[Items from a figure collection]
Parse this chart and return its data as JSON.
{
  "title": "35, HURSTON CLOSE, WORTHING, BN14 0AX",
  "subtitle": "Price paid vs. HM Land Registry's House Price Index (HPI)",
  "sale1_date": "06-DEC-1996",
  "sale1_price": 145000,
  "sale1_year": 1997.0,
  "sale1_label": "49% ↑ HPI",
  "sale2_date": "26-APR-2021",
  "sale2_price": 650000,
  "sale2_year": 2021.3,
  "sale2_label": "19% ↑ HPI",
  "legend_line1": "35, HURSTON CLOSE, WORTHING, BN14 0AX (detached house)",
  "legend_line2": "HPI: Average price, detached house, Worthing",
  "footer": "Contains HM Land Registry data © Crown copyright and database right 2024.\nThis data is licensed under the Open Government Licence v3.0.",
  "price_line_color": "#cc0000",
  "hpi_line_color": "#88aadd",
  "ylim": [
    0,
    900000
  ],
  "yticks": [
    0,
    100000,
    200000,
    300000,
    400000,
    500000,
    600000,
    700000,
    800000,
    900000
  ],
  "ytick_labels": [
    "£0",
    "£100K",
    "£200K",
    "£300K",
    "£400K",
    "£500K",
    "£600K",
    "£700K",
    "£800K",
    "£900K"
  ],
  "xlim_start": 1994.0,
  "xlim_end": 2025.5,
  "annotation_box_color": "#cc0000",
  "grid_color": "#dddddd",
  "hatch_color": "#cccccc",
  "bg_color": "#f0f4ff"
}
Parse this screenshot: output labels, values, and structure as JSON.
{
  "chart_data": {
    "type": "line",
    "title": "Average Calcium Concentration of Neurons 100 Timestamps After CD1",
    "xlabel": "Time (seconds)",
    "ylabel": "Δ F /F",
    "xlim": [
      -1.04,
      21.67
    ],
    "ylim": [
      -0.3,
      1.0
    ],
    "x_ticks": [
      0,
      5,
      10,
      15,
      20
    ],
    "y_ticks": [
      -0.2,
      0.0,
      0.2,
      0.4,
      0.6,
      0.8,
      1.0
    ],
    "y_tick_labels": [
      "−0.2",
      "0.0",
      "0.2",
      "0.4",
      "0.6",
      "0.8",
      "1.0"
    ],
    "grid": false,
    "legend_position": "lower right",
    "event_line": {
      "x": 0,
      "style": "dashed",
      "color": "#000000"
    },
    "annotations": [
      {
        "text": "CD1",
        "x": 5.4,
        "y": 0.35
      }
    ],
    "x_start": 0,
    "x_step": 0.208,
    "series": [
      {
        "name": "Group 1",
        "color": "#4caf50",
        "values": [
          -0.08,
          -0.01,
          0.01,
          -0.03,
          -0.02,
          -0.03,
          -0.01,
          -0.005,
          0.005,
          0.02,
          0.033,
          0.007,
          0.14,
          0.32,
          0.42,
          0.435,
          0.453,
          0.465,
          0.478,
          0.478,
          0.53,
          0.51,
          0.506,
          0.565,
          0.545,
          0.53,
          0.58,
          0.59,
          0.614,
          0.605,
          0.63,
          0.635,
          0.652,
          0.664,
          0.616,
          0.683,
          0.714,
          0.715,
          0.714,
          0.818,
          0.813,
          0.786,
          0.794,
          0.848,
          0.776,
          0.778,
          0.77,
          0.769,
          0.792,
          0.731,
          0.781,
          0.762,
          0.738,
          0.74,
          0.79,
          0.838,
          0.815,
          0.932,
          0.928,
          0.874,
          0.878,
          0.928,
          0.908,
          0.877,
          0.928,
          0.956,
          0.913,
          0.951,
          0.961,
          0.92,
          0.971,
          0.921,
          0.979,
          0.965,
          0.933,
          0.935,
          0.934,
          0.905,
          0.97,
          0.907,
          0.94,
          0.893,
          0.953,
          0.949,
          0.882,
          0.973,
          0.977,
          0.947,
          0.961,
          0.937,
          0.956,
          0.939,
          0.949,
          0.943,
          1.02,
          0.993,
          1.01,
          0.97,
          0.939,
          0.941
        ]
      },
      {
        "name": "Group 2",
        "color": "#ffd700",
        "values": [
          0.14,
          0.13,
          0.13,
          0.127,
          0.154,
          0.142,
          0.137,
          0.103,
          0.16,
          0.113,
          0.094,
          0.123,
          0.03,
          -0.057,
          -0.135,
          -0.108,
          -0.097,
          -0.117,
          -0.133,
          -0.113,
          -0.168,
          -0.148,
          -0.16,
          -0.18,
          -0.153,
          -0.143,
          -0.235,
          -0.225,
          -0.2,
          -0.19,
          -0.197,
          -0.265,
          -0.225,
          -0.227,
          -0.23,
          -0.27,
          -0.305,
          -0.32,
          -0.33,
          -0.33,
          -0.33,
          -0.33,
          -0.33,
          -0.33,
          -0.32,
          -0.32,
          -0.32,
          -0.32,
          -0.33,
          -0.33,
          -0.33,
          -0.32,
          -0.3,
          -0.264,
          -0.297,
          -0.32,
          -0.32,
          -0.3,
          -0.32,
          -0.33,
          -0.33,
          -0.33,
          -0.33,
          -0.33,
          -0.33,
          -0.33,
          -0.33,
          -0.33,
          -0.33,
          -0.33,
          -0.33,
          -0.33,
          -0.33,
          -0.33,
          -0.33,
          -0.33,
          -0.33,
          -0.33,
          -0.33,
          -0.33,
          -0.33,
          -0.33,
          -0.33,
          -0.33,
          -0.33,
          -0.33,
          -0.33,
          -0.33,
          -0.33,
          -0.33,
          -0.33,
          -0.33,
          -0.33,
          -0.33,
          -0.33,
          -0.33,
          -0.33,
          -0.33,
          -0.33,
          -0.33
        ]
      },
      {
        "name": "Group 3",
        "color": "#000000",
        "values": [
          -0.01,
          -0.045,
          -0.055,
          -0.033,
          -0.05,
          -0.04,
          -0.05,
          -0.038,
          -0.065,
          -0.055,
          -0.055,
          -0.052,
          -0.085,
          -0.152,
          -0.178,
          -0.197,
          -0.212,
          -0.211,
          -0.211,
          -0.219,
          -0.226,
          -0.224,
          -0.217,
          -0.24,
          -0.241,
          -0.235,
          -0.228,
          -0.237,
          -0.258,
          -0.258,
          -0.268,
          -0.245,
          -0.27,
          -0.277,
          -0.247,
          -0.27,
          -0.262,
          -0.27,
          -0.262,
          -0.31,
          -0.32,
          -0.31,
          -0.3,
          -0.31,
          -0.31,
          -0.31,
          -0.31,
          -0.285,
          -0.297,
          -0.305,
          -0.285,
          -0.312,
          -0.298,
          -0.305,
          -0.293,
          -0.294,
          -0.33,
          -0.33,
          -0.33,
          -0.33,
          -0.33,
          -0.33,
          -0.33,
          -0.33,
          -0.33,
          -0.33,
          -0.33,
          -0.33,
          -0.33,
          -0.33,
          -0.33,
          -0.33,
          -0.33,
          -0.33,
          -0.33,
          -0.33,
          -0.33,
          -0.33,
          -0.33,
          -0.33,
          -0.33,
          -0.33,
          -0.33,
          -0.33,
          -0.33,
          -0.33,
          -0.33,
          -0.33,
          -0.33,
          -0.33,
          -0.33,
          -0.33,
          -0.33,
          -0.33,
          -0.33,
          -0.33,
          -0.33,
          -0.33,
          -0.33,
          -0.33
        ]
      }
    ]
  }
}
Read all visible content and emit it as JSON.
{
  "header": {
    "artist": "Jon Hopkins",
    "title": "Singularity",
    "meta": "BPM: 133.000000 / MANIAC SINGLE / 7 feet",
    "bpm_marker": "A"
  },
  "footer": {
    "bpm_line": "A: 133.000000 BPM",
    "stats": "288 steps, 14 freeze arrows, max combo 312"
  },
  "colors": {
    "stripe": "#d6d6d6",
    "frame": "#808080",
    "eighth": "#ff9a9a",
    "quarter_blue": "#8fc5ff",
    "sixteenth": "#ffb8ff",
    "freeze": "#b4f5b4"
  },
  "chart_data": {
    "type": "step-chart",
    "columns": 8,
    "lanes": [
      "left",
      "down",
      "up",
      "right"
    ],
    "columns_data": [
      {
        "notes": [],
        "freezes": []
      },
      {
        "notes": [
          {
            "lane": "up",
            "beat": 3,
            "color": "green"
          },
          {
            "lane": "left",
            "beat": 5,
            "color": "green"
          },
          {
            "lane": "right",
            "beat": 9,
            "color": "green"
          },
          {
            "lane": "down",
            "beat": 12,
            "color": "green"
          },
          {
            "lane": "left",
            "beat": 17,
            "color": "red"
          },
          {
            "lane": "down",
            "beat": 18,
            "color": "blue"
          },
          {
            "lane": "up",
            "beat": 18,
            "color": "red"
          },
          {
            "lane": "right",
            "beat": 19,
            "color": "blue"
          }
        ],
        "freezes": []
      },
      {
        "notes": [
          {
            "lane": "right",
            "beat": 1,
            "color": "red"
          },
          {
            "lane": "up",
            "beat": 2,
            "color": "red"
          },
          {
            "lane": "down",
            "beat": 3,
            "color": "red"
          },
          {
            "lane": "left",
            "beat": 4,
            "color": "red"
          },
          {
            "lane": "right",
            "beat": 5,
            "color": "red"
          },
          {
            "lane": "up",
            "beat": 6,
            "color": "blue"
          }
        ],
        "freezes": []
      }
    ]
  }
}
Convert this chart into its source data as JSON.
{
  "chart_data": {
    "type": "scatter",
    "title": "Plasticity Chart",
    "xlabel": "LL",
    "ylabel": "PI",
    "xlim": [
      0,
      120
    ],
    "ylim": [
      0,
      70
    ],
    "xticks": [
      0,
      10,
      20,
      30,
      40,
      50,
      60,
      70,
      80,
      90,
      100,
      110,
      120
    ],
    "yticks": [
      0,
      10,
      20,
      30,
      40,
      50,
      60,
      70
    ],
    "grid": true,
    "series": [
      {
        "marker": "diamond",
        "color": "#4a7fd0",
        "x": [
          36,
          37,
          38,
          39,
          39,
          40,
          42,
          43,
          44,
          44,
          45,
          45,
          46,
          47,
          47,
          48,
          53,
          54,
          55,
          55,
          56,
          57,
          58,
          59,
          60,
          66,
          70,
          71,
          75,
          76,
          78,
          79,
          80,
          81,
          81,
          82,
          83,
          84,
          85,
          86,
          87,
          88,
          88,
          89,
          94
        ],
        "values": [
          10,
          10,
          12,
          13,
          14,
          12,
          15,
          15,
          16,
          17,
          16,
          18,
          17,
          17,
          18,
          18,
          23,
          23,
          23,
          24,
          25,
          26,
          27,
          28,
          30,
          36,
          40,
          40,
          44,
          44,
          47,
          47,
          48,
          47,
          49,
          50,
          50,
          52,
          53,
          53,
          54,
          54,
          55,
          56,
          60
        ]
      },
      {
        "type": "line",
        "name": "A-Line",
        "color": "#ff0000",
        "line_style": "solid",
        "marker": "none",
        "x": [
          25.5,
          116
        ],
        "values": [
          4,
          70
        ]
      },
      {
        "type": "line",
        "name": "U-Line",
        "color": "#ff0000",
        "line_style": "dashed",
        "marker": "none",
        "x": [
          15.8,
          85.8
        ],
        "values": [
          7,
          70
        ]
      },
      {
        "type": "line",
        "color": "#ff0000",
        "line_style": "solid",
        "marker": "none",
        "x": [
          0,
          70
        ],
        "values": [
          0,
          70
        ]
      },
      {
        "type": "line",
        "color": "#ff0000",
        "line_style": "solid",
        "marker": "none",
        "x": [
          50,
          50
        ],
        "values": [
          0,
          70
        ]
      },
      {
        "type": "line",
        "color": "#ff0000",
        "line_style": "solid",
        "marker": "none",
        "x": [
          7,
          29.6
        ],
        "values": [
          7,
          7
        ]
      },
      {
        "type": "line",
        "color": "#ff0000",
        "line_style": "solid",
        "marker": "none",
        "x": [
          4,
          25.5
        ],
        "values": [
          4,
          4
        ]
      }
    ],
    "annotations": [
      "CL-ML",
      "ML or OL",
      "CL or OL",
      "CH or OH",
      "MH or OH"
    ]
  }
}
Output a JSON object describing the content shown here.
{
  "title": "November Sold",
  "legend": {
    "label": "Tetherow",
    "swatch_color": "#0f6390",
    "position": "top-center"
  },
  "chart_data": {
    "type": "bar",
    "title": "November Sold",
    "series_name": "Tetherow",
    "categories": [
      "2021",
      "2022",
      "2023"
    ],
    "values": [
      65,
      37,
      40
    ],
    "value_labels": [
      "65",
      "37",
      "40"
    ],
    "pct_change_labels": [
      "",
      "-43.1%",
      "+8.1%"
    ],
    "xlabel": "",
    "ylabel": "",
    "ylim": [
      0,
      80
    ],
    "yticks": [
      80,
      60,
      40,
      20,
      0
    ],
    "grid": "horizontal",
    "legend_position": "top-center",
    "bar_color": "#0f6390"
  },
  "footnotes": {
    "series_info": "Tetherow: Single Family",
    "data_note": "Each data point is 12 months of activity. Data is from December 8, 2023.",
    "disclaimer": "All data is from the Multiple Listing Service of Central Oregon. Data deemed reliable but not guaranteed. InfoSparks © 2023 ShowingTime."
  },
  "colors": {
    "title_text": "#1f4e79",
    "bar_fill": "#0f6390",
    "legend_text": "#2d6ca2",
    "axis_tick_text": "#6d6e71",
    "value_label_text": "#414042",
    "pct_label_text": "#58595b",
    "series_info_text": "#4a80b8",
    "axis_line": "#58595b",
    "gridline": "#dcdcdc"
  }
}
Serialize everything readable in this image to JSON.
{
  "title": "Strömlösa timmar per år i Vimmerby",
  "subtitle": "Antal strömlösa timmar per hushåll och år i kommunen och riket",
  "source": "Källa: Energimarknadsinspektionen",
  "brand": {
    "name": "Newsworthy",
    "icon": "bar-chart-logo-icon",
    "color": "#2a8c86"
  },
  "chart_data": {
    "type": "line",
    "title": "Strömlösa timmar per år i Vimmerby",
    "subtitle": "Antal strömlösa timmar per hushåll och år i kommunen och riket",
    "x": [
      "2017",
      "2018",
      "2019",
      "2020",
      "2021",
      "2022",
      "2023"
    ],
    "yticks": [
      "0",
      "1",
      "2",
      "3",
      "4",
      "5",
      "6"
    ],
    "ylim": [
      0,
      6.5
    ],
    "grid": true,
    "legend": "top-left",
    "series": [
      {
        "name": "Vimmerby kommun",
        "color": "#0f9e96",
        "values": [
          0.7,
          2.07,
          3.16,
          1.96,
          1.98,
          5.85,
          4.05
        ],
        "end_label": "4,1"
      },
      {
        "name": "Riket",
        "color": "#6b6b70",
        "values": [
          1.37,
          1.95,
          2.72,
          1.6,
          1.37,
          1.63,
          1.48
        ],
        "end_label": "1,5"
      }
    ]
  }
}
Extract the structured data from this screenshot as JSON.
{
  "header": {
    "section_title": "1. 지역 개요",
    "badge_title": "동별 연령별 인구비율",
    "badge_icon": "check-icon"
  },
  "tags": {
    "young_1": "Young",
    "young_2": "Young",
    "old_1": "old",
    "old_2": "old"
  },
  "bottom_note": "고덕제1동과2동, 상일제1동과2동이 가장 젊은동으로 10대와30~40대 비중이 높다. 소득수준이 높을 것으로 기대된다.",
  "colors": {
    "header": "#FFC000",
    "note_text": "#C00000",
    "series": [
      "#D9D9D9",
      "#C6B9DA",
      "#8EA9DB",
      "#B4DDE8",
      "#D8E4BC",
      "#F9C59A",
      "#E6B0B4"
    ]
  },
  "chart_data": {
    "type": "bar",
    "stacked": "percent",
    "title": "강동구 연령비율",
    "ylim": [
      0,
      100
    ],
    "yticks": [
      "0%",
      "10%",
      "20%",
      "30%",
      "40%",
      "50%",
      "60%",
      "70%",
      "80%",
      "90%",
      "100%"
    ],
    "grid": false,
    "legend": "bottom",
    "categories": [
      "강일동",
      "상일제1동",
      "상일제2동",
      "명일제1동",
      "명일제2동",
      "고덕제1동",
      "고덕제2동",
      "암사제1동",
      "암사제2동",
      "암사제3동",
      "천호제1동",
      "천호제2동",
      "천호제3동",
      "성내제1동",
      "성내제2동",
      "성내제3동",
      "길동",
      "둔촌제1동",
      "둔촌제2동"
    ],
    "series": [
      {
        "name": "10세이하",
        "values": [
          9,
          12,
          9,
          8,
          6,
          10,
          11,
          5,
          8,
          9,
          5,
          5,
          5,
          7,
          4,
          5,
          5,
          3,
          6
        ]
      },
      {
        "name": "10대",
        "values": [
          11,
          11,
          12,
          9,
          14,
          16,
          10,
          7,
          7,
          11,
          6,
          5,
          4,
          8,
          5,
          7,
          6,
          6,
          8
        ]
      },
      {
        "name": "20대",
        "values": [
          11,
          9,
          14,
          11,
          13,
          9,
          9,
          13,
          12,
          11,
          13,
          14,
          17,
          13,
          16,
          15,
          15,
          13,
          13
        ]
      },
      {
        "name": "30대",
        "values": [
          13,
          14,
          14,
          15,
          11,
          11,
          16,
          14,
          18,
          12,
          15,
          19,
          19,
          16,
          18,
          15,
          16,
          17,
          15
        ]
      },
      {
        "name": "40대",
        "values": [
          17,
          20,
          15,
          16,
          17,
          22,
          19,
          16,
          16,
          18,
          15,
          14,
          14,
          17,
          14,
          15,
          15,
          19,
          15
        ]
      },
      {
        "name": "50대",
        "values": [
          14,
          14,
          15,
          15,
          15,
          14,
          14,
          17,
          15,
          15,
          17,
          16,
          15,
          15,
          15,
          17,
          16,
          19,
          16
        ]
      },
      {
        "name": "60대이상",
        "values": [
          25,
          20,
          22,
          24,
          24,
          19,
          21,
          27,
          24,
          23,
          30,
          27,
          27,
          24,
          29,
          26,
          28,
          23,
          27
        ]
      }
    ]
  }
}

_Short problem:_ Check each line above for the word "Vimmerby" and say how many have it, with nothing else.

_Response:_ 3